Repeat the records below exactly, leaving out every picture.

Dataset records:
--------
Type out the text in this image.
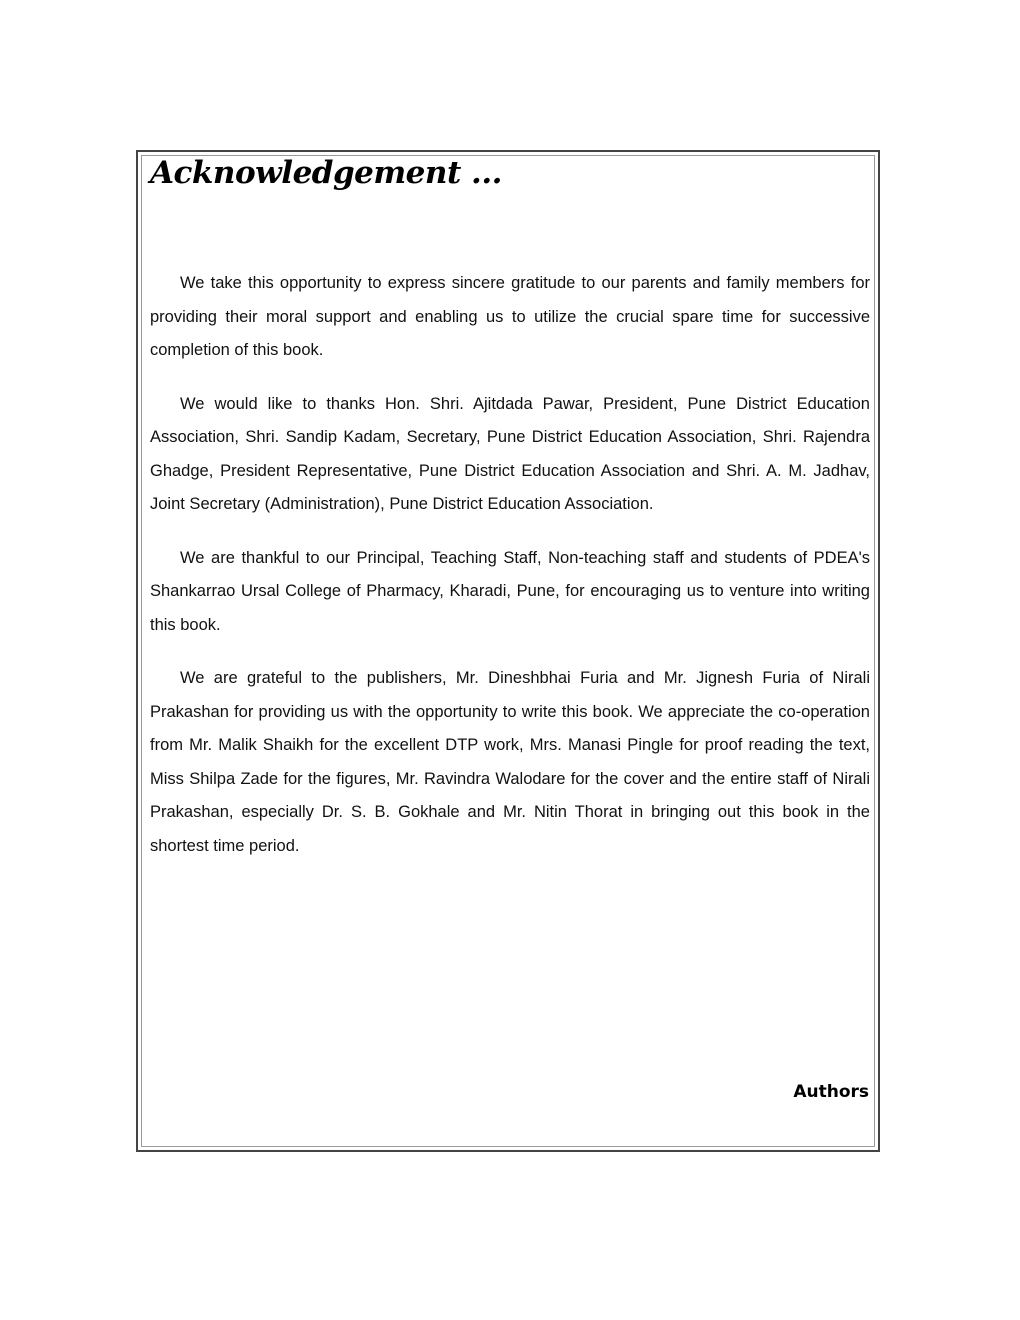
Acknowledgement ...

We take this opportunity to express sincere gratitude to our parents and family members for providing their moral support and enabling us to utilize the crucial spare time for successive completion of this book.

We would like to thanks Hon. Shri. Ajitdada Pawar, President, Pune District Education Association, Shri. Sandip Kadam, Secretary, Pune District Education Association, Shri. Rajendra Ghadge, President Representative, Pune District Education Association and Shri. A. M. Jadhav, Joint Secretary (Administration), Pune District Education Association.

We are thankful to our Principal, Teaching Staff, Non-teaching staff and students of PDEA's Shankarrao Ursal College of Pharmacy, Kharadi, Pune, for encouraging us to venture into writing this book.

We are grateful to the publishers, Mr. Dineshbhai Furia and Mr. Jignesh Furia of Nirali Prakashan for providing us with the opportunity to write this book. We appreciate the co-operation from Mr. Malik Shaikh for the excellent DTP work, Mrs. Manasi Pingle for proof reading the text, Miss Shilpa Zade for the figures, Mr. Ravindra Walodare for the cover and the entire staff of Nirali Prakashan, especially Dr. S. B. Gokhale and Mr. Nitin Thorat in bringing out this book in the shortest time period.

Authors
--------
Task response:
Type out the text in this image.
Acknowledgement ...

We take this opportunity to express sincere gratitude to our parents and family members for providing their moral support and enabling us to utilize the crucial spare time for successive completion of this book.

We would like to thanks Hon. Shri. Ajitdada Pawar, President, Pune District Education Association, Shri. Sandip Kadam, Secretary, Pune District Education Association, Shri. Rajendra Ghadge, President Representative, Pune District Education Association and Shri. A. M. Jadhav, Joint Secretary (Administration), Pune District Education Association.

We are thankful to our Principal, Teaching Staff, Non-teaching staff and students of PDEA's Shankarrao Ursal College of Pharmacy, Kharadi, Pune, for encouraging us to venture into writing this book.

We are grateful to the publishers, Mr. Dineshbhai Furia and Mr. Jignesh Furia of Nirali Prakashan for providing us with the opportunity to write this book. We appreciate the co-operation from Mr. Malik Shaikh for the excellent DTP work, Mrs. Manasi Pingle for proof reading the text, Miss Shilpa Zade for the figures, Mr. Ravindra Walodare for the cover and the entire staff of Nirali Prakashan, especially Dr. S. B. Gokhale and Mr. Nitin Thorat in bringing out this book in the shortest time period.

Authors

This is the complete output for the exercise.